The records:
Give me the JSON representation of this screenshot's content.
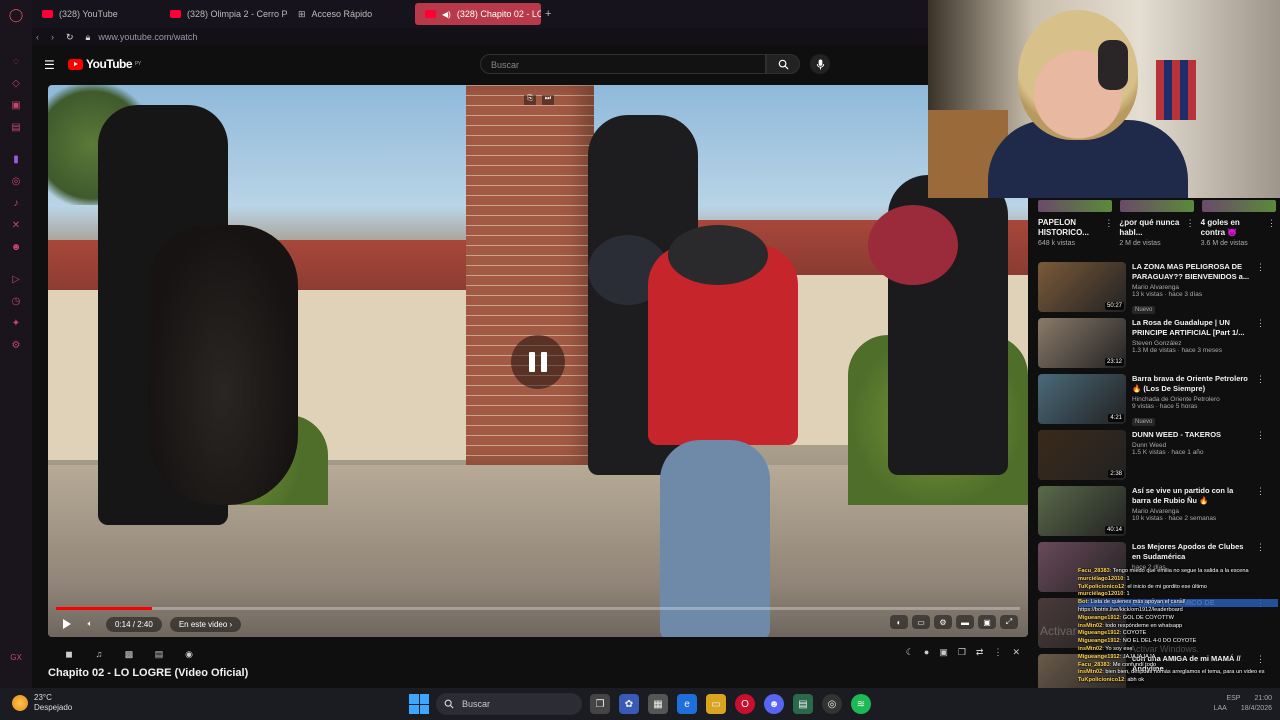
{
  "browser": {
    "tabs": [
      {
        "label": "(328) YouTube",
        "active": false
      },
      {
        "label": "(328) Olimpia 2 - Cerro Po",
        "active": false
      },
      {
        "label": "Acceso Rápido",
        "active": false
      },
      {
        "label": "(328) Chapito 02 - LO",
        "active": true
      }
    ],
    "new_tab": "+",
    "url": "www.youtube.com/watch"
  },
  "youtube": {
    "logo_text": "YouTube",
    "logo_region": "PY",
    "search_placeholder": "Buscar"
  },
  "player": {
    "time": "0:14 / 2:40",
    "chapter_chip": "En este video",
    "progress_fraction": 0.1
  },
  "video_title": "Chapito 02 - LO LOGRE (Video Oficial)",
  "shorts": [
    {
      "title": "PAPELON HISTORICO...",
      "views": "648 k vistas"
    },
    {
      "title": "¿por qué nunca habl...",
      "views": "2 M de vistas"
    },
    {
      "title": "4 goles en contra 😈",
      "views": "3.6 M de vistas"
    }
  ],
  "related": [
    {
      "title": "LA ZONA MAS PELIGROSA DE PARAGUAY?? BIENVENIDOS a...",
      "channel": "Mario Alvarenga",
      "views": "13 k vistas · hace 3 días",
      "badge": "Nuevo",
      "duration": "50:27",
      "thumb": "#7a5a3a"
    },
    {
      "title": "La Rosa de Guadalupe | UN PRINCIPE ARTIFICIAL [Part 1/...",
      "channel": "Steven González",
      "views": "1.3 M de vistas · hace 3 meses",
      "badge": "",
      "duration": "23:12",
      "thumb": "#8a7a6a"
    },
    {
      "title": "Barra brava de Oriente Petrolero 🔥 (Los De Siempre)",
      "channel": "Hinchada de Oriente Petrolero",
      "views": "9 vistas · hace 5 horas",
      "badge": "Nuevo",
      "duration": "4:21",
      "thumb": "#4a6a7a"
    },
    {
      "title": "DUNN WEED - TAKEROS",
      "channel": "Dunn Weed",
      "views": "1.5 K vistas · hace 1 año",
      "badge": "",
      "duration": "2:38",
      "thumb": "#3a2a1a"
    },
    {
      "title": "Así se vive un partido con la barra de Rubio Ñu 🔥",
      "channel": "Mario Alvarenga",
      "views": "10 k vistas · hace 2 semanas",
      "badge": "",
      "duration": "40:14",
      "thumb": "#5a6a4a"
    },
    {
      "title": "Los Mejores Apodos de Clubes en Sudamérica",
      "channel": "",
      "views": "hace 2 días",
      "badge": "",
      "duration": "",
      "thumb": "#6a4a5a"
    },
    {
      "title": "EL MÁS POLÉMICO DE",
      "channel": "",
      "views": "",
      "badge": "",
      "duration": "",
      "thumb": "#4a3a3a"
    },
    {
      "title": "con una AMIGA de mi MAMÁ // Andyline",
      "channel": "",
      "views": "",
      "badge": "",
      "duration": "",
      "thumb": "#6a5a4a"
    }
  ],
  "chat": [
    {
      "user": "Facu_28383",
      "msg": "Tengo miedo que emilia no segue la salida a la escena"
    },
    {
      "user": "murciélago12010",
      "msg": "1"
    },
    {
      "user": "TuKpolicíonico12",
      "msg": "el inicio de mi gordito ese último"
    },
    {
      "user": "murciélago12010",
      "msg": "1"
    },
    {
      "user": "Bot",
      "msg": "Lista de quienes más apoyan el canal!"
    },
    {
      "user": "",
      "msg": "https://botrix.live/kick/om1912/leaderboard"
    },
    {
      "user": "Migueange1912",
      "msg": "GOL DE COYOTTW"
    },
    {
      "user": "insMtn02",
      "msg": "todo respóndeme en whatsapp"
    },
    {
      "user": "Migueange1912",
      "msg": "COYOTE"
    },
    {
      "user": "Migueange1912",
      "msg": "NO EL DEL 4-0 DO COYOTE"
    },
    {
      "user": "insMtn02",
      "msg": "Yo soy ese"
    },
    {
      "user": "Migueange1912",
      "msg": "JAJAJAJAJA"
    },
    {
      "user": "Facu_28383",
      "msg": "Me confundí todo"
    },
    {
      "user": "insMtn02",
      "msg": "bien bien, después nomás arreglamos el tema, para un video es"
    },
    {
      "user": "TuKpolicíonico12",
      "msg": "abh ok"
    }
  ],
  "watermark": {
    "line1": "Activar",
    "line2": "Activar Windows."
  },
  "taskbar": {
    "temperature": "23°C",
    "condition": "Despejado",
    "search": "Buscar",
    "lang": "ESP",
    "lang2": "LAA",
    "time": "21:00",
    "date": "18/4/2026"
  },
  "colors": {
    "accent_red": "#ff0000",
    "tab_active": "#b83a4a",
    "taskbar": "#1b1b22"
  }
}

Description of the task:
Copy each line of the data that contains the word "Buscar".

Complete response:
    "search_placeholder": "Buscar"
    "search": "Buscar",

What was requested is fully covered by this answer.